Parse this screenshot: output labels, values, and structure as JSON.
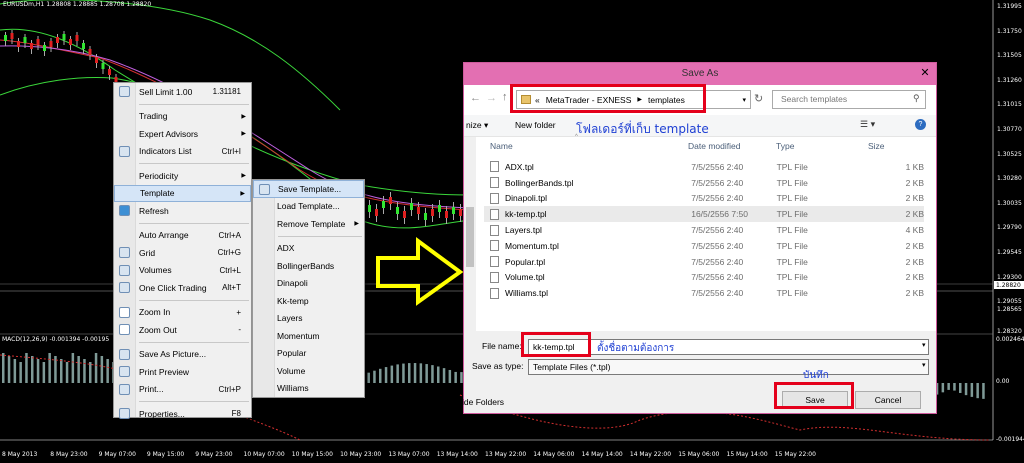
{
  "chart": {
    "symbol": "EURUSDm,H1",
    "ohlc": "1.28808 1.28885 1.28708 1.28820",
    "price_levels": [
      "1.31995",
      "1.31750",
      "1.31505",
      "1.31260",
      "1.31015",
      "1.30770",
      "1.30525",
      "1.30280",
      "1.30035",
      "1.29790",
      "1.29545",
      "1.29300",
      "1.29055",
      "1.28810",
      "1.28820",
      "1.28565",
      "1.28320"
    ],
    "macd_label": "MACD(12,26,9) -0.001394 -0.00195",
    "macd_levels": [
      "0.002464",
      "0.00",
      "-0.001944"
    ],
    "time_labels": [
      "8 May 2013",
      "8 May 23:00",
      "9 May 07:00",
      "9 May 15:00",
      "9 May 23:00",
      "10 May 07:00",
      "10 May 15:00",
      "10 May 23:00",
      "13 May 07:00",
      "13 May 14:00",
      "13 May 22:00",
      "14 May 06:00",
      "14 May 14:00",
      "14 May 22:00",
      "15 May 06:00",
      "15 May 14:00",
      "15 May 22:00"
    ]
  },
  "context_menu": {
    "items": [
      {
        "label": "Sell Limit 1.00",
        "shortcut": "1.31181",
        "icon": "sell-limit-icon"
      },
      {
        "sep": true
      },
      {
        "label": "Trading",
        "arrow": true
      },
      {
        "label": "Expert Advisors",
        "arrow": true
      },
      {
        "label": "Indicators List",
        "shortcut": "Ctrl+I",
        "icon": "indicators-icon"
      },
      {
        "sep": true
      },
      {
        "label": "Periodicity",
        "arrow": true
      },
      {
        "label": "Template",
        "arrow": true,
        "highlight": true
      },
      {
        "label": "Refresh",
        "icon": "refresh-icon"
      },
      {
        "sep": true
      },
      {
        "label": "Auto Arrange",
        "shortcut": "Ctrl+A"
      },
      {
        "label": "Grid",
        "shortcut": "Ctrl+G",
        "icon": "grid-icon"
      },
      {
        "label": "Volumes",
        "shortcut": "Ctrl+L",
        "icon": "volumes-icon"
      },
      {
        "label": "One Click Trading",
        "shortcut": "Alt+T",
        "icon": "one-click-icon"
      },
      {
        "sep": true
      },
      {
        "label": "Zoom In",
        "shortcut": "+",
        "icon": "zoom-in-icon"
      },
      {
        "label": "Zoom Out",
        "shortcut": "-",
        "icon": "zoom-out-icon"
      },
      {
        "sep": true
      },
      {
        "label": "Save As Picture...",
        "icon": "picture-icon"
      },
      {
        "label": "Print Preview",
        "icon": "print-preview-icon"
      },
      {
        "label": "Print...",
        "shortcut": "Ctrl+P",
        "icon": "print-icon"
      },
      {
        "sep": true
      },
      {
        "label": "Properties...",
        "shortcut": "F8",
        "icon": "properties-icon"
      }
    ]
  },
  "template_submenu": {
    "items": [
      {
        "label": "Save Template...",
        "highlight": true,
        "icon": "save-template-icon"
      },
      {
        "label": "Load Template..."
      },
      {
        "label": "Remove Template",
        "arrow": true
      },
      {
        "sep": true
      },
      {
        "label": "ADX"
      },
      {
        "label": "BollingerBands"
      },
      {
        "label": "Dinapoli"
      },
      {
        "label": "Kk-temp"
      },
      {
        "label": "Layers"
      },
      {
        "label": "Momentum"
      },
      {
        "label": "Popular"
      },
      {
        "label": "Volume"
      },
      {
        "label": "Williams"
      }
    ]
  },
  "dialog": {
    "title": "Save As",
    "close": "✕",
    "breadcrumb": {
      "prefix": "«",
      "part1": "MetaTrader - EXNESS",
      "part2": "templates"
    },
    "search_placeholder": "Search templates",
    "organize": "nize ▾",
    "new_folder": "New folder",
    "columns": {
      "name": "Name",
      "date": "Date modified",
      "type": "Type",
      "size": "Size"
    },
    "files": [
      {
        "name": "ADX.tpl",
        "date": "7/5/2556 2:40",
        "type": "TPL File",
        "size": "1 KB"
      },
      {
        "name": "BollingerBands.tpl",
        "date": "7/5/2556 2:40",
        "type": "TPL File",
        "size": "2 KB"
      },
      {
        "name": "Dinapoli.tpl",
        "date": "7/5/2556 2:40",
        "type": "TPL File",
        "size": "2 KB"
      },
      {
        "name": "kk-temp.tpl",
        "date": "16/5/2556 7:50",
        "type": "TPL File",
        "size": "2 KB",
        "selected": true
      },
      {
        "name": "Layers.tpl",
        "date": "7/5/2556 2:40",
        "type": "TPL File",
        "size": "4 KB"
      },
      {
        "name": "Momentum.tpl",
        "date": "7/5/2556 2:40",
        "type": "TPL File",
        "size": "2 KB"
      },
      {
        "name": "Popular.tpl",
        "date": "7/5/2556 2:40",
        "type": "TPL File",
        "size": "2 KB"
      },
      {
        "name": "Volume.tpl",
        "date": "7/5/2556 2:40",
        "type": "TPL File",
        "size": "2 KB"
      },
      {
        "name": "Williams.tpl",
        "date": "7/5/2556 2:40",
        "type": "TPL File",
        "size": "2 KB"
      }
    ],
    "file_name_label": "File name:",
    "file_name_value": "kk-temp.tpl",
    "save_type_label": "Save as type:",
    "save_type_value": "Template Files (*.tpl)",
    "hide_folders": "ide Folders",
    "save": "Save",
    "cancel": "Cancel"
  },
  "annotations": {
    "folder_note": "โฟลเดอร์ที่เก็บ template",
    "name_note": "ตั้งชื่อตามต้องการ",
    "save_note": "บันทึก"
  },
  "colors": {
    "annotation_red": "#e4001b",
    "annotation_blue": "#1e3fd3",
    "arrow_yellow": "#ffff00",
    "title_pink": "#e36fb2"
  }
}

##############################

Return the full material word for word. Do not include the pictures.

Parse this screenshot: output labels, values, and structure as JSON.
{
  "chart": {
    "symbol": "EURUSDm,H1",
    "ohlc": "1.28808 1.28885 1.28708 1.28820",
    "price_levels": [
      "1.31995",
      "1.31750",
      "1.31505",
      "1.31260",
      "1.31015",
      "1.30770",
      "1.30525",
      "1.30280",
      "1.30035",
      "1.29790",
      "1.29545",
      "1.29300",
      "1.29055",
      "1.28810",
      "1.28820",
      "1.28565",
      "1.28320"
    ],
    "macd_label": "MACD(12,26,9) -0.001394 -0.00195",
    "macd_levels": [
      "0.002464",
      "0.00",
      "-0.001944"
    ],
    "time_labels": [
      "8 May 2013",
      "8 May 23:00",
      "9 May 07:00",
      "9 May 15:00",
      "9 May 23:00",
      "10 May 07:00",
      "10 May 15:00",
      "10 May 23:00",
      "13 May 07:00",
      "13 May 14:00",
      "13 May 22:00",
      "14 May 06:00",
      "14 May 14:00",
      "14 May 22:00",
      "15 May 06:00",
      "15 May 14:00",
      "15 May 22:00"
    ]
  },
  "context_menu": {
    "items": [
      {
        "label": "Sell Limit 1.00",
        "shortcut": "1.31181",
        "icon": "sell-limit-icon"
      },
      {
        "sep": true
      },
      {
        "label": "Trading",
        "arrow": true
      },
      {
        "label": "Expert Advisors",
        "arrow": true
      },
      {
        "label": "Indicators List",
        "shortcut": "Ctrl+I",
        "icon": "indicators-icon"
      },
      {
        "sep": true
      },
      {
        "label": "Periodicity",
        "arrow": true
      },
      {
        "label": "Template",
        "arrow": true,
        "highlight": true
      },
      {
        "label": "Refresh",
        "icon": "refresh-icon"
      },
      {
        "sep": true
      },
      {
        "label": "Auto Arrange",
        "shortcut": "Ctrl+A"
      },
      {
        "label": "Grid",
        "shortcut": "Ctrl+G",
        "icon": "grid-icon"
      },
      {
        "label": "Volumes",
        "shortcut": "Ctrl+L",
        "icon": "volumes-icon"
      },
      {
        "label": "One Click Trading",
        "shortcut": "Alt+T",
        "icon": "one-click-icon"
      },
      {
        "sep": true
      },
      {
        "label": "Zoom In",
        "shortcut": "+",
        "icon": "zoom-in-icon"
      },
      {
        "label": "Zoom Out",
        "shortcut": "-",
        "icon": "zoom-out-icon"
      },
      {
        "sep": true
      },
      {
        "label": "Save As Picture...",
        "icon": "picture-icon"
      },
      {
        "label": "Print Preview",
        "icon": "print-preview-icon"
      },
      {
        "label": "Print...",
        "shortcut": "Ctrl+P",
        "icon": "print-icon"
      },
      {
        "sep": true
      },
      {
        "label": "Properties...",
        "shortcut": "F8",
        "icon": "properties-icon"
      }
    ]
  },
  "template_submenu": {
    "items": [
      {
        "label": "Save Template...",
        "highlight": true,
        "icon": "save-template-icon"
      },
      {
        "label": "Load Template..."
      },
      {
        "label": "Remove Template",
        "arrow": true
      },
      {
        "sep": true
      },
      {
        "label": "ADX"
      },
      {
        "label": "BollingerBands"
      },
      {
        "label": "Dinapoli"
      },
      {
        "label": "Kk-temp"
      },
      {
        "label": "Layers"
      },
      {
        "label": "Momentum"
      },
      {
        "label": "Popular"
      },
      {
        "label": "Volume"
      },
      {
        "label": "Williams"
      }
    ]
  },
  "dialog": {
    "title": "Save As",
    "close": "✕",
    "breadcrumb": {
      "prefix": "«",
      "part1": "MetaTrader - EXNESS",
      "part2": "templates"
    },
    "search_placeholder": "Search templates",
    "organize": "nize ▾",
    "new_folder": "New folder",
    "columns": {
      "name": "Name",
      "date": "Date modified",
      "type": "Type",
      "size": "Size"
    },
    "files": [
      {
        "name": "ADX.tpl",
        "date": "7/5/2556 2:40",
        "type": "TPL File",
        "size": "1 KB"
      },
      {
        "name": "BollingerBands.tpl",
        "date": "7/5/2556 2:40",
        "type": "TPL File",
        "size": "2 KB"
      },
      {
        "name": "Dinapoli.tpl",
        "date": "7/5/2556 2:40",
        "type": "TPL File",
        "size": "2 KB"
      },
      {
        "name": "kk-temp.tpl",
        "date": "16/5/2556 7:50",
        "type": "TPL File",
        "size": "2 KB",
        "selected": true
      },
      {
        "name": "Layers.tpl",
        "date": "7/5/2556 2:40",
        "type": "TPL File",
        "size": "4 KB"
      },
      {
        "name": "Momentum.tpl",
        "date": "7/5/2556 2:40",
        "type": "TPL File",
        "size": "2 KB"
      },
      {
        "name": "Popular.tpl",
        "date": "7/5/2556 2:40",
        "type": "TPL File",
        "size": "2 KB"
      },
      {
        "name": "Volume.tpl",
        "date": "7/5/2556 2:40",
        "type": "TPL File",
        "size": "2 KB"
      },
      {
        "name": "Williams.tpl",
        "date": "7/5/2556 2:40",
        "type": "TPL File",
        "size": "2 KB"
      }
    ],
    "file_name_label": "File name:",
    "file_name_value": "kk-temp.tpl",
    "save_type_label": "Save as type:",
    "save_type_value": "Template Files (*.tpl)",
    "hide_folders": "ide Folders",
    "save": "Save",
    "cancel": "Cancel"
  },
  "annotations": {
    "folder_note": "โฟลเดอร์ที่เก็บ template",
    "name_note": "ตั้งชื่อตามต้องการ",
    "save_note": "บันทึก"
  },
  "colors": {
    "annotation_red": "#e4001b",
    "annotation_blue": "#1e3fd3",
    "arrow_yellow": "#ffff00",
    "title_pink": "#e36fb2"
  }
}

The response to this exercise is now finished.